[Exercise requirements] Word for word, quote all of the material, omitting the pictures.

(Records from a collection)
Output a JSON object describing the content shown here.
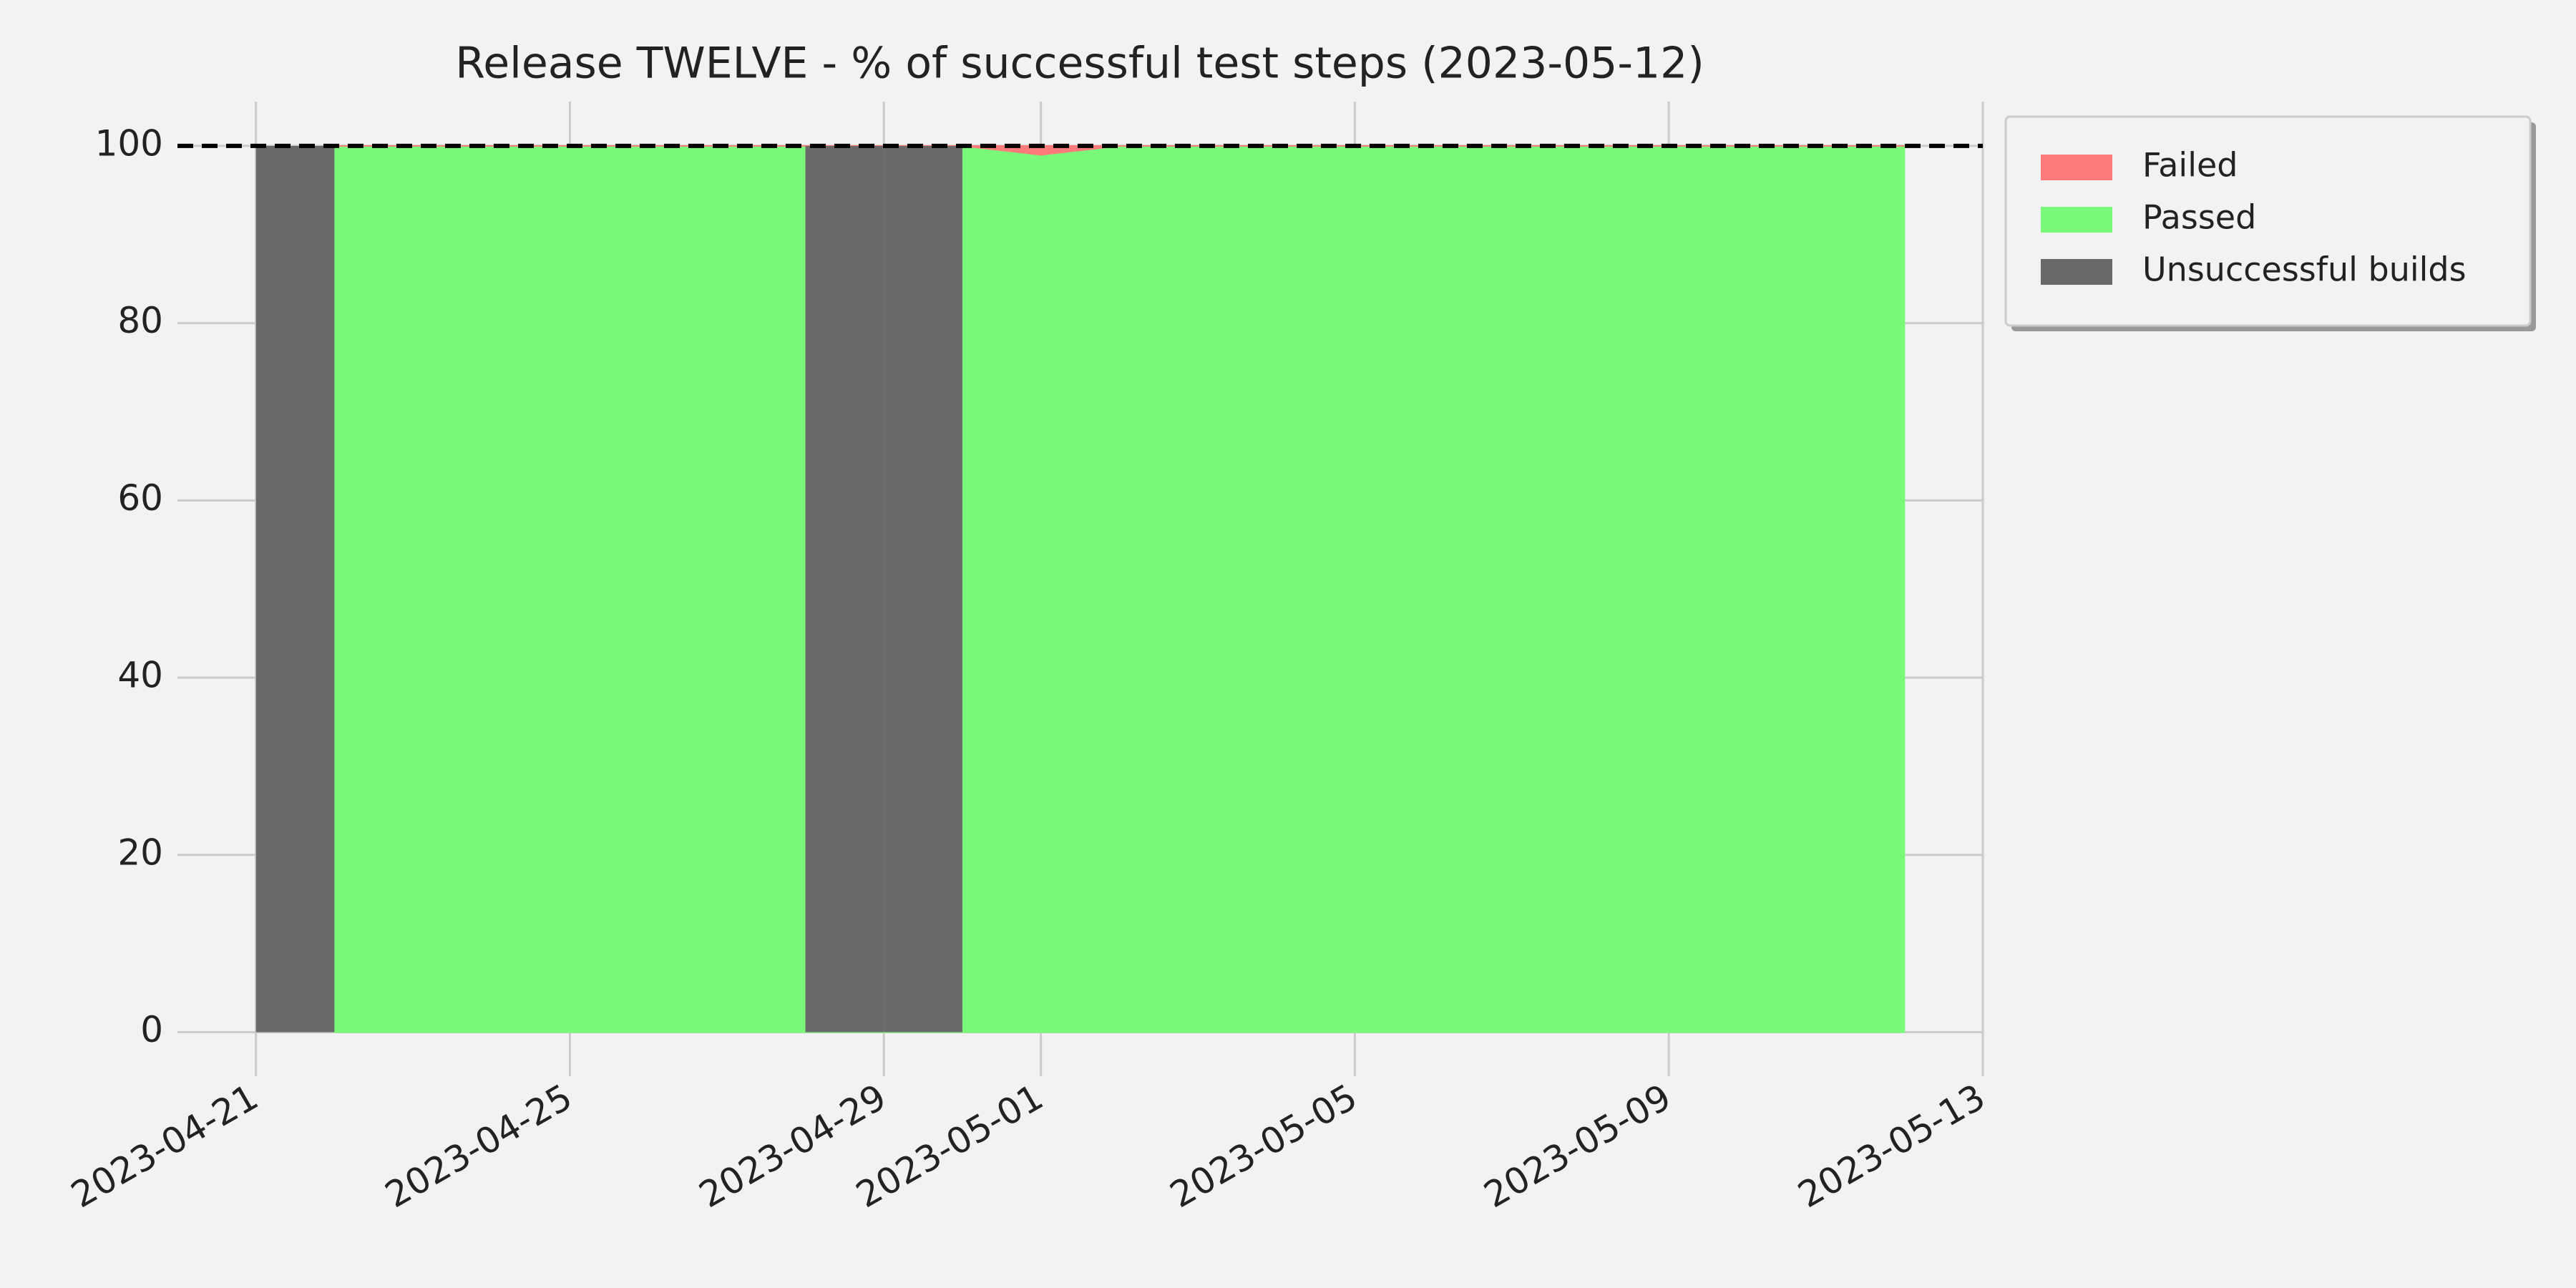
{
  "chart_data": {
    "type": "area",
    "title": "Release TWELVE - % of successful test steps (2023-05-12)",
    "x": [
      "2023-04-21",
      "2023-04-22",
      "2023-04-23",
      "2023-04-24",
      "2023-04-25",
      "2023-04-26",
      "2023-04-27",
      "2023-04-28",
      "2023-04-29",
      "2023-04-30",
      "2023-05-01",
      "2023-05-02",
      "2023-05-03",
      "2023-05-04",
      "2023-05-05",
      "2023-05-06",
      "2023-05-07",
      "2023-05-08",
      "2023-05-09",
      "2023-05-10",
      "2023-05-11",
      "2023-05-12"
    ],
    "series": [
      {
        "name": "Failed",
        "color": "#ff7b7b",
        "kind": "area",
        "values": [
          null,
          0,
          0,
          0,
          0,
          0,
          0,
          0,
          0,
          0,
          1,
          0,
          0,
          0,
          0,
          0,
          0,
          0,
          0,
          0,
          0,
          0
        ]
      },
      {
        "name": "Passed",
        "color": "#79f879",
        "kind": "area",
        "values": [
          null,
          100,
          100,
          100,
          100,
          100,
          100,
          100,
          100,
          100,
          99,
          100,
          100,
          100,
          100,
          100,
          100,
          100,
          100,
          100,
          100,
          100
        ]
      },
      {
        "name": "Unsuccessful builds",
        "color": "#696969",
        "kind": "span",
        "values": [
          100,
          null,
          null,
          null,
          null,
          null,
          null,
          100,
          100,
          null,
          null,
          null,
          null,
          null,
          null,
          null,
          null,
          null,
          null,
          null,
          null,
          null
        ]
      }
    ],
    "reference_line": 100,
    "xlim": [
      "2023-04-20",
      "2023-05-13"
    ],
    "xticks": [
      "2023-04-21",
      "2023-04-25",
      "2023-04-29",
      "2023-05-01",
      "2023-05-05",
      "2023-05-09",
      "2023-05-13"
    ],
    "ylim": [
      -4,
      105
    ],
    "yticks": [
      0,
      20,
      40,
      60,
      80,
      100
    ],
    "grid": true,
    "legend": "outside-upper-right"
  }
}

[Exercise solution]
Output a JSON object describing the content shown here.
{
  "chart_data": {
    "type": "area",
    "title": "Release TWELVE - % of successful test steps (2023-05-12)",
    "x": [
      "2023-04-21",
      "2023-04-22",
      "2023-04-23",
      "2023-04-24",
      "2023-04-25",
      "2023-04-26",
      "2023-04-27",
      "2023-04-28",
      "2023-04-29",
      "2023-04-30",
      "2023-05-01",
      "2023-05-02",
      "2023-05-03",
      "2023-05-04",
      "2023-05-05",
      "2023-05-06",
      "2023-05-07",
      "2023-05-08",
      "2023-05-09",
      "2023-05-10",
      "2023-05-11",
      "2023-05-12"
    ],
    "series": [
      {
        "name": "Failed",
        "color": "#ff7b7b",
        "kind": "area",
        "values": [
          null,
          0,
          0,
          0,
          0,
          0,
          0,
          0,
          0,
          0,
          1,
          0,
          0,
          0,
          0,
          0,
          0,
          0,
          0,
          0,
          0,
          0
        ]
      },
      {
        "name": "Passed",
        "color": "#79f879",
        "kind": "area",
        "values": [
          null,
          100,
          100,
          100,
          100,
          100,
          100,
          100,
          100,
          100,
          99,
          100,
          100,
          100,
          100,
          100,
          100,
          100,
          100,
          100,
          100,
          100
        ]
      },
      {
        "name": "Unsuccessful builds",
        "color": "#696969",
        "kind": "span",
        "values": [
          100,
          null,
          null,
          null,
          null,
          null,
          null,
          100,
          100,
          null,
          null,
          null,
          null,
          null,
          null,
          null,
          null,
          null,
          null,
          null,
          null,
          null
        ]
      }
    ],
    "reference_line": 100,
    "xlim": [
      "2023-04-20",
      "2023-05-13"
    ],
    "xticks": [
      "2023-04-21",
      "2023-04-25",
      "2023-04-29",
      "2023-05-01",
      "2023-05-05",
      "2023-05-09",
      "2023-05-13"
    ],
    "ylim": [
      -4,
      105
    ],
    "yticks": [
      0,
      20,
      40,
      60,
      80,
      100
    ],
    "grid": true,
    "legend": "outside-upper-right"
  }
}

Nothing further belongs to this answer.